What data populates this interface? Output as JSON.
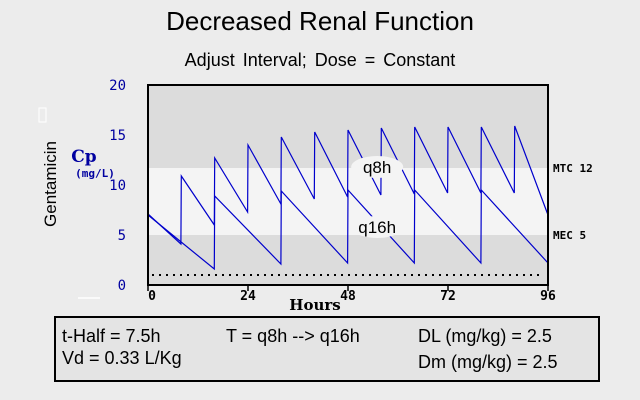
{
  "title": "Decreased Renal Function",
  "subtitle": "Adjust Interval;  Dose = Constant",
  "chart_data": {
    "type": "line",
    "title": "Decreased Renal Function",
    "subtitle": "Adjust Interval;  Dose = Constant",
    "ylabel_main": "Gentamicin",
    "ylabel_unit_1": "Cp",
    "ylabel_unit_2": "(mg/L)",
    "xlabel": "Hours",
    "xlim": [
      0,
      96
    ],
    "ylim": [
      0,
      20
    ],
    "x_ticks": [
      0,
      24,
      48,
      72,
      96
    ],
    "y_ticks": [
      0,
      5,
      10,
      15,
      20
    ],
    "bands": [
      {
        "from": 5,
        "to": 11.7,
        "label": "MEC 5 to MTC 12 range",
        "color": "#f4f4f4"
      }
    ],
    "reference_lines": [
      {
        "label": "MTC 12",
        "y": 11.7
      },
      {
        "label": "MEC 5",
        "y": 5
      }
    ],
    "trough_dotted_line": 1,
    "series": [
      {
        "name": "q8h",
        "dose_interval_h": 8,
        "points": [
          [
            0,
            7.1
          ],
          [
            7.9,
            4.1
          ],
          [
            8,
            10.9
          ],
          [
            15.9,
            6.0
          ],
          [
            16,
            12.7
          ],
          [
            23.9,
            7.3
          ],
          [
            24,
            14.0
          ],
          [
            31.9,
            8.1
          ],
          [
            32,
            14.8
          ],
          [
            39.9,
            8.6
          ],
          [
            40,
            15.3
          ],
          [
            47.9,
            8.8
          ],
          [
            48,
            15.5
          ],
          [
            55.9,
            9.0
          ],
          [
            56,
            15.7
          ],
          [
            63.9,
            9.1
          ],
          [
            64,
            15.8
          ],
          [
            71.9,
            9.2
          ],
          [
            72,
            15.8
          ],
          [
            79.9,
            9.2
          ],
          [
            80,
            15.8
          ],
          [
            87.9,
            9.2
          ],
          [
            88,
            15.9
          ],
          [
            96,
            7.0
          ]
        ]
      },
      {
        "name": "q16h",
        "dose_interval_h": 16,
        "points": [
          [
            0,
            7.0
          ],
          [
            15.9,
            1.6
          ],
          [
            16,
            8.9
          ],
          [
            31.9,
            2.1
          ],
          [
            32,
            9.4
          ],
          [
            47.9,
            2.2
          ],
          [
            48,
            9.5
          ],
          [
            63.9,
            2.2
          ],
          [
            64,
            9.5
          ],
          [
            79.9,
            2.2
          ],
          [
            80,
            9.5
          ],
          [
            96,
            2.2
          ]
        ]
      }
    ],
    "annotations": [
      {
        "text": "q8h",
        "x": 55,
        "y": 11.2
      },
      {
        "text": "q16h",
        "x": 55,
        "y": 5.2
      }
    ]
  },
  "info": {
    "thalf": "t-Half = 7.5h",
    "vd": "Vd = 0.33 L/Kg",
    "interval": "T = q8h --> q16h",
    "dl": "DL (mg/kg) = 2.5",
    "dm": "Dm (mg/kg) = 2.5"
  },
  "colors": {
    "background": "#ececec",
    "plot_bg": "#dcdcdc",
    "band": "#f4f4f4",
    "series": "#0000cc",
    "axis_text": "#0000a0"
  }
}
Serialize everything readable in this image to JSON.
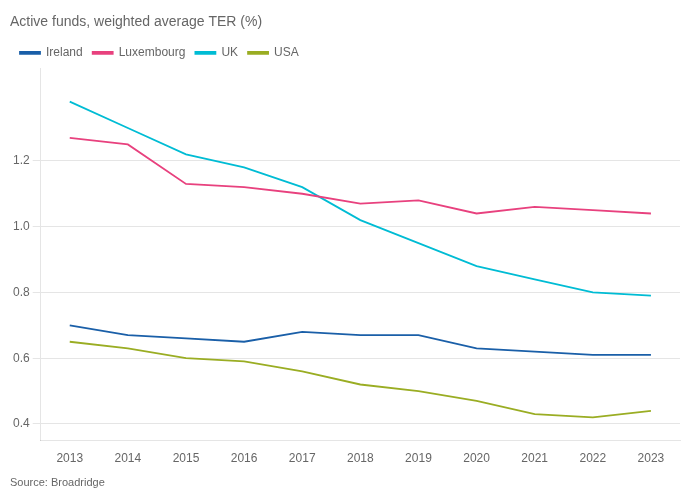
{
  "chart_data": {
    "type": "line",
    "title": "Active funds, weighted average TER (%)",
    "annotations": [
      "Source: Broadridge"
    ],
    "x": [
      2013,
      2014,
      2015,
      2016,
      2017,
      2018,
      2019,
      2020,
      2021,
      2022,
      2023
    ],
    "series": [
      {
        "name": "Ireland",
        "color": "#1a5fa8",
        "values": [
          0.7,
          0.67,
          0.66,
          0.65,
          0.68,
          0.67,
          0.67,
          0.63,
          0.62,
          0.61,
          0.61
        ]
      },
      {
        "name": "Luxembourg",
        "color": "#e8417e",
        "values": [
          1.27,
          1.25,
          1.13,
          1.12,
          1.1,
          1.07,
          1.08,
          1.04,
          1.06,
          1.05,
          1.04
        ]
      },
      {
        "name": "UK",
        "color": "#00bcd4",
        "values": [
          1.38,
          1.3,
          1.22,
          1.18,
          1.12,
          1.02,
          0.95,
          0.88,
          0.84,
          0.8,
          0.79
        ]
      },
      {
        "name": "USA",
        "color": "#9aad23",
        "values": [
          0.65,
          0.63,
          0.6,
          0.59,
          0.56,
          0.52,
          0.5,
          0.47,
          0.43,
          0.42,
          0.44
        ]
      }
    ],
    "xlim": [
      2012.5,
      2023.5
    ],
    "xticks": [
      2013,
      2014,
      2015,
      2016,
      2017,
      2018,
      2019,
      2020,
      2021,
      2022,
      2023
    ],
    "ylim": [
      0.35,
      1.48
    ],
    "yticks": [
      0.4,
      0.6,
      0.8,
      {
        "value": 1.0,
        "label": "1.0"
      },
      1.2
    ],
    "grid": "y",
    "legend": "top"
  }
}
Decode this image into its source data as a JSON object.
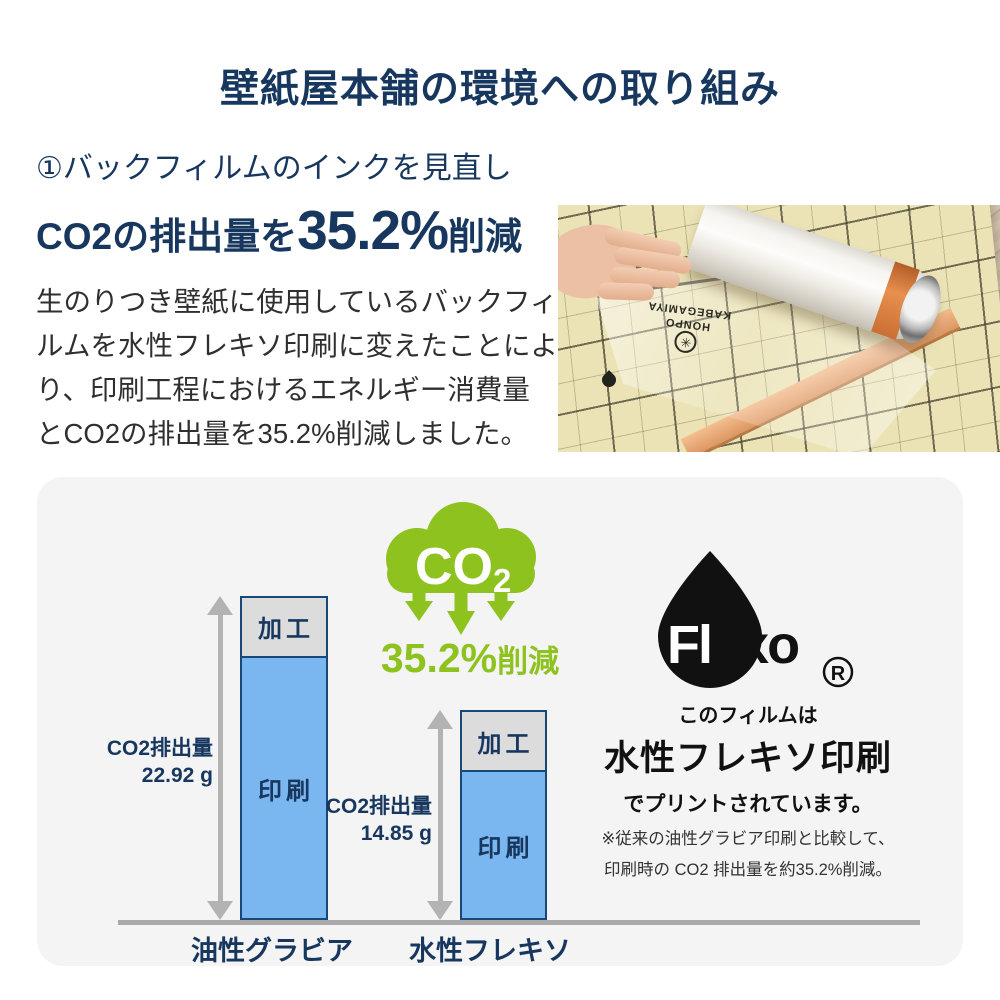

▸ REQUIREMENT:
In the copy, include all records verbatim but no images.

▸ TASK RESULT:
What data populates this interface? Output as JSON.
{
  "title": "Decreased Renal Function",
  "subtitle": "Adjust Interval;  Dose = Constant",
  "chart_data": {
    "type": "line",
    "title": "Decreased Renal Function",
    "subtitle": "Adjust Interval;  Dose = Constant",
    "ylabel_main": "Gentamicin",
    "ylabel_unit_1": "Cp",
    "ylabel_unit_2": "(mg/L)",
    "xlabel": "Hours",
    "xlim": [
      0,
      96
    ],
    "ylim": [
      0,
      20
    ],
    "x_ticks": [
      0,
      24,
      48,
      72,
      96
    ],
    "y_ticks": [
      0,
      5,
      10,
      15,
      20
    ],
    "bands": [
      {
        "from": 5,
        "to": 11.7,
        "label": "MEC 5 to MTC 12 range",
        "color": "#f4f4f4"
      }
    ],
    "reference_lines": [
      {
        "label": "MTC 12",
        "y": 11.7
      },
      {
        "label": "MEC 5",
        "y": 5
      }
    ],
    "trough_dotted_line": 1,
    "series": [
      {
        "name": "q8h",
        "dose_interval_h": 8,
        "points": [
          [
            0,
            7.1
          ],
          [
            7.9,
            4.1
          ],
          [
            8,
            10.9
          ],
          [
            15.9,
            6.0
          ],
          [
            16,
            12.7
          ],
          [
            23.9,
            7.3
          ],
          [
            24,
            14.0
          ],
          [
            31.9,
            8.1
          ],
          [
            32,
            14.8
          ],
          [
            39.9,
            8.6
          ],
          [
            40,
            15.3
          ],
          [
            47.9,
            8.8
          ],
          [
            48,
            15.5
          ],
          [
            55.9,
            9.0
          ],
          [
            56,
            15.7
          ],
          [
            63.9,
            9.1
          ],
          [
            64,
            15.8
          ],
          [
            71.9,
            9.2
          ],
          [
            72,
            15.8
          ],
          [
            79.9,
            9.2
          ],
          [
            80,
            15.8
          ],
          [
            87.9,
            9.2
          ],
          [
            88,
            15.9
          ],
          [
            96,
            7.0
          ]
        ]
      },
      {
        "name": "q16h",
        "dose_interval_h": 16,
        "points": [
          [
            0,
            7.0
          ],
          [
            15.9,
            1.6
          ],
          [
            16,
            8.9
          ],
          [
            31.9,
            2.1
          ],
          [
            32,
            9.4
          ],
          [
            47.9,
            2.2
          ],
          [
            48,
            9.5
          ],
          [
            63.9,
            2.2
          ],
          [
            64,
            9.5
          ],
          [
            79.9,
            2.2
          ],
          [
            80,
            9.5
          ],
          [
            96,
            2.2
          ]
        ]
      }
    ],
    "annotations": [
      {
        "text": "q8h",
        "x": 55,
        "y": 11.2
      },
      {
        "text": "q16h",
        "x": 55,
        "y": 5.2
      }
    ]
  },
  "info": {
    "thalf": "t-Half = 7.5h",
    "vd": "Vd = 0.33 L/Kg",
    "interval": "T = q8h --> q16h",
    "dl": "DL (mg/kg) = 2.5",
    "dm": "Dm (mg/kg) = 2.5"
  },
  "colors": {
    "background": "#ececec",
    "plot_bg": "#dcdcdc",
    "band": "#f4f4f4",
    "series": "#0000cc",
    "axis_text": "#0000a0"
  }
}
Serialize everything readable in this image to JSON.
{
  "chart_data": {
    "type": "line",
    "title": "Active funds, weighted average TER (%)",
    "annotations": [
      "Source: Broadridge"
    ],
    "x": [
      2013,
      2014,
      2015,
      2016,
      2017,
      2018,
      2019,
      2020,
      2021,
      2022,
      2023
    ],
    "series": [
      {
        "name": "Ireland",
        "color": "#1a5fa8",
        "values": [
          0.7,
          0.67,
          0.66,
          0.65,
          0.68,
          0.67,
          0.67,
          0.63,
          0.62,
          0.61,
          0.61
        ]
      },
      {
        "name": "Luxembourg",
        "color": "#e8417e",
        "values": [
          1.27,
          1.25,
          1.13,
          1.12,
          1.1,
          1.07,
          1.08,
          1.04,
          1.06,
          1.05,
          1.04
        ]
      },
      {
        "name": "UK",
        "color": "#00bcd4",
        "values": [
          1.38,
          1.3,
          1.22,
          1.18,
          1.12,
          1.02,
          0.95,
          0.88,
          0.84,
          0.8,
          0.79
        ]
      },
      {
        "name": "USA",
        "color": "#9aad23",
        "values": [
          0.65,
          0.63,
          0.6,
          0.59,
          0.56,
          0.52,
          0.5,
          0.47,
          0.43,
          0.42,
          0.44
        ]
      }
    ],
    "xlim": [
      2012.5,
      2023.5
    ],
    "xticks": [
      2013,
      2014,
      2015,
      2016,
      2017,
      2018,
      2019,
      2020,
      2021,
      2022,
      2023
    ],
    "ylim": [
      0.35,
      1.48
    ],
    "yticks": [
      0.4,
      0.6,
      0.8,
      {
        "value": 1.0,
        "label": "1.0"
      },
      1.2
    ],
    "grid": "y",
    "legend": "top"
  }
}
Decode this image into its source data as a JSON object.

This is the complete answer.